- [Exercise objective]: Copy all the data exactly, except the pictures.

- [Record set]:
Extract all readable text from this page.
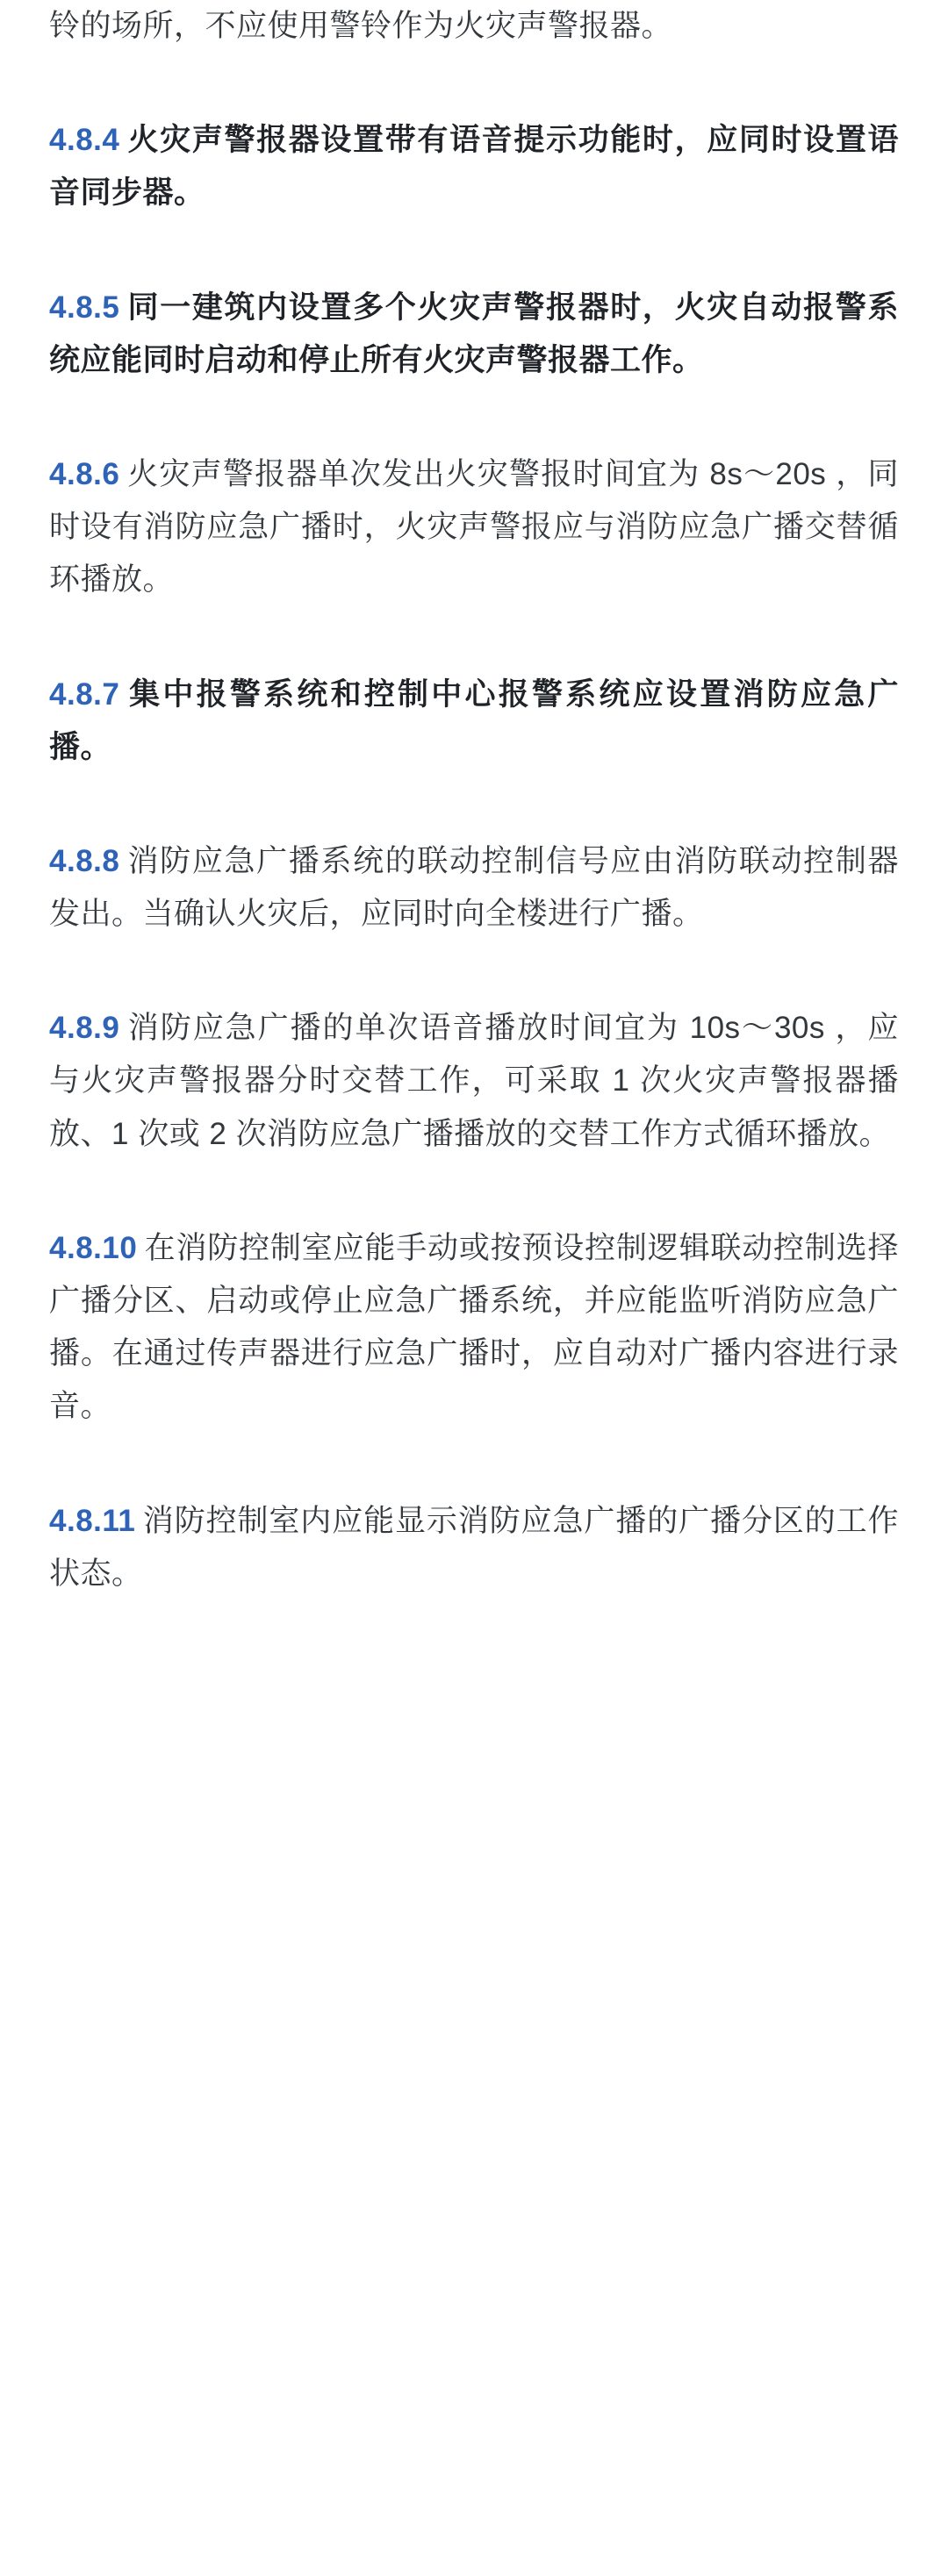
铃的场所，不应使用警铃作为火灾声警报器。

4.8.4 火灾声警报器设置带有语音提示功能时，应同时设置语音同步器。

4.8.5 同一建筑内设置多个火灾声警报器时，火灾自动报警系统应能同时启动和停止所有火灾声警报器工作。

4.8.6 火灾声警报器单次发出火灾警报时间宜为 8s～20s ，同时设有消防应急广播时，火灾声警报应与消防应急广播交替循环播放。

4.8.7 集中报警系统和控制中心报警系统应设置消防应急广播。

4.8.8 消防应急广播系统的联动控制信号应由消防联动控制器发出。当确认火灾后，应同时向全楼进行广播。

4.8.9 消防应急广播的单次语音播放时间宜为 10s～30s ，应与火灾声警报器分时交替工作，可采取 1 次火灾声警报器播放、1 次或 2 次消防应急广播播放的交替工作方式循环播放。

4.8.10 在消防控制室应能手动或按预设控制逻辑联动控制选择广播分区、启动或停止应急广播系统，并应能监听消防应急广播。在通过传声器进行应急广播时，应自动对广播内容进行录音。

4.8.11 消防控制室内应能显示消防应急广播的广播分区的工作状态。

- [Exercise response]:
Extract all readable text from this page.
铃的场所，不应使用警铃作为火灾声警报器。

4.8.4 火灾声警报器设置带有语音提示功能时，应同时设置语音同步器。

4.8.5 同一建筑内设置多个火灾声警报器时，火灾自动报警系统应能同时启动和停止所有火灾声警报器工作。

4.8.6 火灾声警报器单次发出火灾警报时间宜为 8s～20s ，同时设有消防应急广播时，火灾声警报应与消防应急广播交替循环播放。

4.8.7 集中报警系统和控制中心报警系统应设置消防应急广播。

4.8.8 消防应急广播系统的联动控制信号应由消防联动控制器发出。当确认火灾后，应同时向全楼进行广播。

4.8.9 消防应急广播的单次语音播放时间宜为 10s～30s ，应与火灾声警报器分时交替工作，可采取 1 次火灾声警报器播放、1 次或 2 次消防应急广播播放的交替工作方式循环播放。

4.8.10 在消防控制室应能手动或按预设控制逻辑联动控制选择广播分区、启动或停止应急广播系统，并应能监听消防应急广播。在通过传声器进行应急广播时，应自动对广播内容进行录音。

4.8.11 消防控制室内应能显示消防应急广播的广播分区的工作状态。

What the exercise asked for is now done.